§ EXERCISE DETAILS
Output all the material that follows, exactly as given.

§ RECORDS FOR THE EXERCISE
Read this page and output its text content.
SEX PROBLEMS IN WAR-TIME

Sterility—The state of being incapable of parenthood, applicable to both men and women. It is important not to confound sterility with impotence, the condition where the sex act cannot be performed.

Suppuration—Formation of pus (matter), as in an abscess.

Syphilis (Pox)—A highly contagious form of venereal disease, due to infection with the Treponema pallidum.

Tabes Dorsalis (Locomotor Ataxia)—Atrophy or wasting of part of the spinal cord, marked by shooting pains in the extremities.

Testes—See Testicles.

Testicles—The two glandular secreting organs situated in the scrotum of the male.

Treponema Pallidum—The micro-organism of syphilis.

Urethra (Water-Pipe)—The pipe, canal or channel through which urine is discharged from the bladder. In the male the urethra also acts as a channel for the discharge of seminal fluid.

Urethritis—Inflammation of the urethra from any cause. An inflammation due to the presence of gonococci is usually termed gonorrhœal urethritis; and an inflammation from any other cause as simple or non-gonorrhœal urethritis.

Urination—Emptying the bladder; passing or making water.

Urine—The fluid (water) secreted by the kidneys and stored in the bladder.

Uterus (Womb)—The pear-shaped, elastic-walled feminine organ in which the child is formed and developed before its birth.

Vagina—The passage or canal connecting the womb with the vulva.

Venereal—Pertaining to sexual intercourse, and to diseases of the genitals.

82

§ EXERCISE RESULT
Read this page and output its text content.
SEX PROBLEMS IN WAR-TIME

Sterility—The state of being incapable of parenthood, applicable to both men and women. It is important not to confound sterility with impotence, the condition where the sex act cannot be performed.

Suppuration—Formation of pus (matter), as in an abscess.

Syphilis (Pox)—A highly contagious form of venereal disease, due to infection with the Treponema pallidum.

Tabes Dorsalis (Locomotor Ataxia)—Atrophy or wasting of part of the spinal cord, marked by shooting pains in the extremities.

Testes—See Testicles.

Testicles—The two glandular secreting organs situated in the scrotum of the male.

Treponema Pallidum—The micro-organism of syphilis.

Urethra (Water-Pipe)—The pipe, canal or channel through which urine is discharged from the bladder. In the male the urethra also acts as a channel for the discharge of seminal fluid.

Urethritis—Inflammation of the urethra from any cause. An inflammation due to the presence of gonococci is usually termed gonorrhœal urethritis; and an inflammation from any other cause as simple or non-gonorrhœal urethritis.

Urination—Emptying the bladder; passing or making water.

Urine—The fluid (water) secreted by the kidneys and stored in the bladder.

Uterus (Womb)—The pear-shaped, elastic-walled feminine organ in which the child is formed and developed before its birth.

Vagina—The passage or canal connecting the womb with the vulva.

Venereal—Pertaining to sexual intercourse, and to diseases of the genitals.

82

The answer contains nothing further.